Dataset
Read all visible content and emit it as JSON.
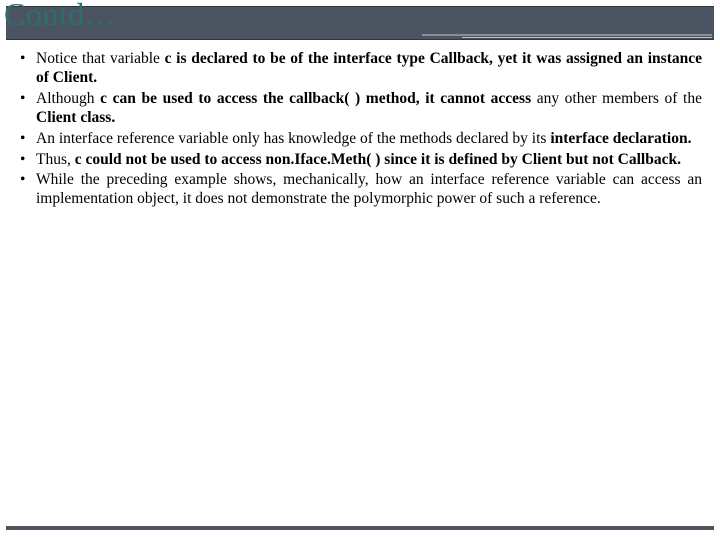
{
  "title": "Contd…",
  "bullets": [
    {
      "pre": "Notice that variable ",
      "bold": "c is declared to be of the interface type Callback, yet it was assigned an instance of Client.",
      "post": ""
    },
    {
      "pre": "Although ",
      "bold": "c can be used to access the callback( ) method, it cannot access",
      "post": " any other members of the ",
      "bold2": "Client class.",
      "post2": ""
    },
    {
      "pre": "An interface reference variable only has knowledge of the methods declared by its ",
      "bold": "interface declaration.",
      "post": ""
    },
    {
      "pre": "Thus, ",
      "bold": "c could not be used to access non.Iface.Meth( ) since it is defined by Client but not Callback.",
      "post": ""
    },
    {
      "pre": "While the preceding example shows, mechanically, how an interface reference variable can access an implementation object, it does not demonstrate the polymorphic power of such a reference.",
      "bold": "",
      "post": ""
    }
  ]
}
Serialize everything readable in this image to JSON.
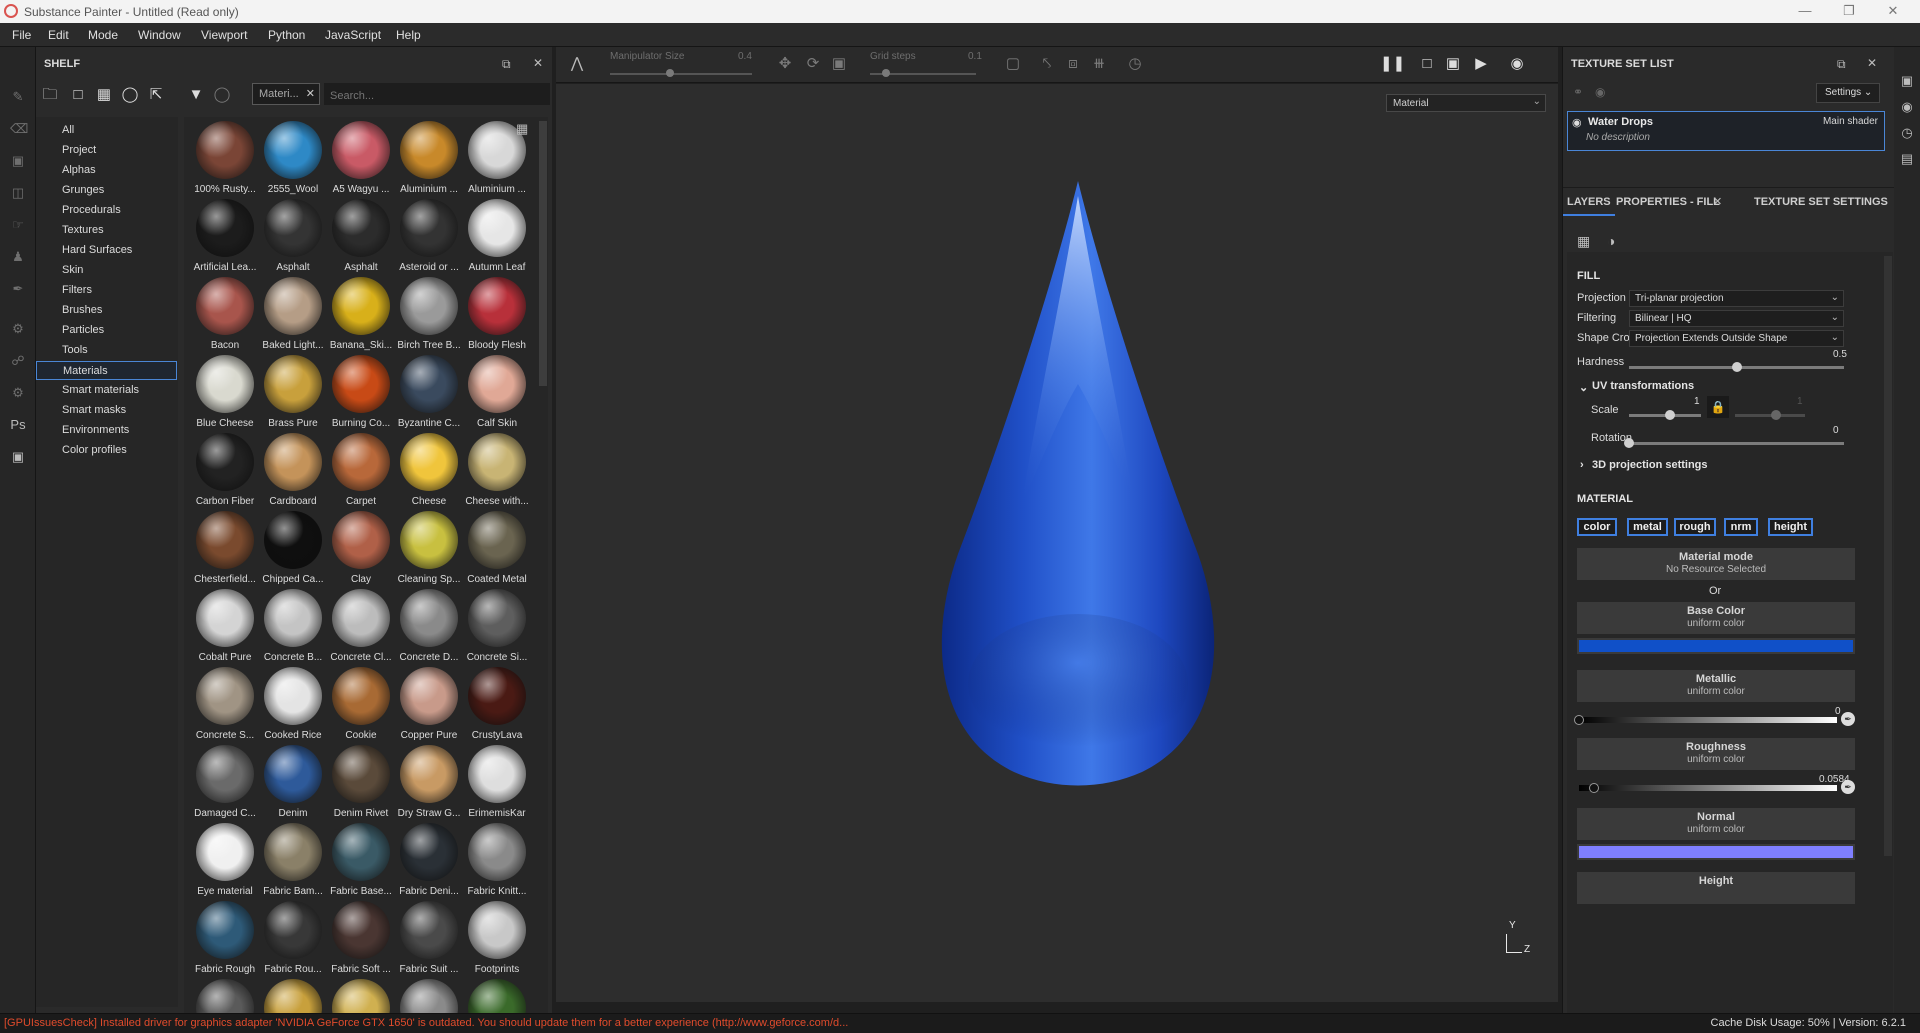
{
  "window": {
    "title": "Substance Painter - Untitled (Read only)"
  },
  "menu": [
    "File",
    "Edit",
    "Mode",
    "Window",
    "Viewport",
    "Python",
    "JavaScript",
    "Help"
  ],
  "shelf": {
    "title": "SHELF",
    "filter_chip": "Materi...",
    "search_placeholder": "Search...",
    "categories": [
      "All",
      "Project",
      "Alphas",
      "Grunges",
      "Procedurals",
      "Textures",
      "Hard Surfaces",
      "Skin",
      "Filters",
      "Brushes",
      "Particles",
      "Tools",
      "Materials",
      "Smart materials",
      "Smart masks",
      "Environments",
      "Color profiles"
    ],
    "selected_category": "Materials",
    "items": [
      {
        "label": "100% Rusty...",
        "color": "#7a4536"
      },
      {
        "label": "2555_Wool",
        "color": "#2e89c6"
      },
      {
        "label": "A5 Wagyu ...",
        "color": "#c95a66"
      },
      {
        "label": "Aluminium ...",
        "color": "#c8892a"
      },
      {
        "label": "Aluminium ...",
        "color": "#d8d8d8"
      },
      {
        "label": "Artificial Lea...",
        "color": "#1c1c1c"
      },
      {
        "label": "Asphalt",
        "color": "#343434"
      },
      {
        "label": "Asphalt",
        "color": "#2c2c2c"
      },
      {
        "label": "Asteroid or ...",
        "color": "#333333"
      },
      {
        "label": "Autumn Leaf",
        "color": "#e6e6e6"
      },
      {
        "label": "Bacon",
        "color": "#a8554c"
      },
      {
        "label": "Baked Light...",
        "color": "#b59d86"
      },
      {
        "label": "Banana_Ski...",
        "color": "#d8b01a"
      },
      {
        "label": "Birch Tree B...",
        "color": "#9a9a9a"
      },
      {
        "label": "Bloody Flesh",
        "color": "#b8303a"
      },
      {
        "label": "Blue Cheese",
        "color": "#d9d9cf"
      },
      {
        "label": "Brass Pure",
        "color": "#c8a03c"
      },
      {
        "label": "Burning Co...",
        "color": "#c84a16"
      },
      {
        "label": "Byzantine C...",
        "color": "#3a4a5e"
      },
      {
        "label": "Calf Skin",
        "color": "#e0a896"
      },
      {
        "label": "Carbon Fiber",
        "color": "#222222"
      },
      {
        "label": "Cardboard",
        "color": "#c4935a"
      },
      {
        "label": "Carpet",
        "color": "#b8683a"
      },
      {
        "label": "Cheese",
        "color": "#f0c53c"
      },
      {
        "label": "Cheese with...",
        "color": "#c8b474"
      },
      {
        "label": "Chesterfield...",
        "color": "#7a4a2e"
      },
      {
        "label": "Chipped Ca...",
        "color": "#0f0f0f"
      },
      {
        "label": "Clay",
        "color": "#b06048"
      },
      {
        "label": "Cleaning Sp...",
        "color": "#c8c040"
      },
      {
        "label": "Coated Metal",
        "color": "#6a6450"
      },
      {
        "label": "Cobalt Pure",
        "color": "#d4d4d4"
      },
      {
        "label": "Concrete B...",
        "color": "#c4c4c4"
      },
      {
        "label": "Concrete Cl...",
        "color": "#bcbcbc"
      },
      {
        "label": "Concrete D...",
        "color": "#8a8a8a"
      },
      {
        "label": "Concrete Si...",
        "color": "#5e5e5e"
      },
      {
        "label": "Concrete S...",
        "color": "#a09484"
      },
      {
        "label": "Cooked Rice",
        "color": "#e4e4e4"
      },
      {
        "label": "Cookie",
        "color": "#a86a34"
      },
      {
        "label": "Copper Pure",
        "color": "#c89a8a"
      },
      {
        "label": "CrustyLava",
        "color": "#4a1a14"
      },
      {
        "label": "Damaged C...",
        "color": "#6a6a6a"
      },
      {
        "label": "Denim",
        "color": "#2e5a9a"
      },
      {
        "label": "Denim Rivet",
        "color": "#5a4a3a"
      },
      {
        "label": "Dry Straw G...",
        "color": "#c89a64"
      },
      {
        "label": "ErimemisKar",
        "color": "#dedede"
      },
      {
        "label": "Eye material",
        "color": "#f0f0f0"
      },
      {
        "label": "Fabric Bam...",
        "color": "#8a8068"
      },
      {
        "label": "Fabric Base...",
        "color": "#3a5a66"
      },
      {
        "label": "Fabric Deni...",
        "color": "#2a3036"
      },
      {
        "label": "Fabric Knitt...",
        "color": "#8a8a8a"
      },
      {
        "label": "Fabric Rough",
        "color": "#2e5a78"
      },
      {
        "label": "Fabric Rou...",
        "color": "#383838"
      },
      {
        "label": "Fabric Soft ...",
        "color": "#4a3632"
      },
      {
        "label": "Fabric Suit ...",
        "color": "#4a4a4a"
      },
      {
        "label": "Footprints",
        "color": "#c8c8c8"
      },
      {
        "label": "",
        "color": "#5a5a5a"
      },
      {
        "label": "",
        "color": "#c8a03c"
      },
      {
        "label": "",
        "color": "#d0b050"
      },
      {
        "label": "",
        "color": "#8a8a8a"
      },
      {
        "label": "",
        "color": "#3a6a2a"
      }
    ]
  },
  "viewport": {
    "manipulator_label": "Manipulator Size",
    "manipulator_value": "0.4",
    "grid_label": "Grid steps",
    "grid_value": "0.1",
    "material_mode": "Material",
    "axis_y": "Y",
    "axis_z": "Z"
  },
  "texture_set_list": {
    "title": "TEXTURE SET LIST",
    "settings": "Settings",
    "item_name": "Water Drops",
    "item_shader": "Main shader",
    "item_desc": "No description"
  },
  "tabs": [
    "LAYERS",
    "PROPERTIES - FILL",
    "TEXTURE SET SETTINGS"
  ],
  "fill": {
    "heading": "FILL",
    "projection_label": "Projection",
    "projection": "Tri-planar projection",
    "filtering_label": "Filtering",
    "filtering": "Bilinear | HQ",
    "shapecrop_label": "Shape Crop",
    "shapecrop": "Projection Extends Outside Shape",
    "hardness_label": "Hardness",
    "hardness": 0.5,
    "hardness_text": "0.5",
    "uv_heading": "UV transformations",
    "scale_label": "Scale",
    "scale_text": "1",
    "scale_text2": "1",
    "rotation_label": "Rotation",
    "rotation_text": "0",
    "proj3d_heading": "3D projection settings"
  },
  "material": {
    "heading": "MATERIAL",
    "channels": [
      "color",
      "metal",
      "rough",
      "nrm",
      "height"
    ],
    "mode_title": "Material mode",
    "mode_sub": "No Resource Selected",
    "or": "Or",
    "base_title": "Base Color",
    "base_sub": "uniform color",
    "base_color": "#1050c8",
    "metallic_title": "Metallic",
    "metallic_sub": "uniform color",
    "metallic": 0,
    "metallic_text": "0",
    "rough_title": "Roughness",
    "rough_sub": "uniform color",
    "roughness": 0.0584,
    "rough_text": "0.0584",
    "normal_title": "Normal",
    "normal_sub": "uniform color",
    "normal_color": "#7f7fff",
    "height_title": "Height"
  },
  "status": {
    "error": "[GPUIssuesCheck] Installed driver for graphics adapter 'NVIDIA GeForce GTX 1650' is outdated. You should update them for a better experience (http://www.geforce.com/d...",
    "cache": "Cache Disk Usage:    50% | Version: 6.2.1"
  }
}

Written task
State only how many lines in the material include "Concrete".

Correct response
5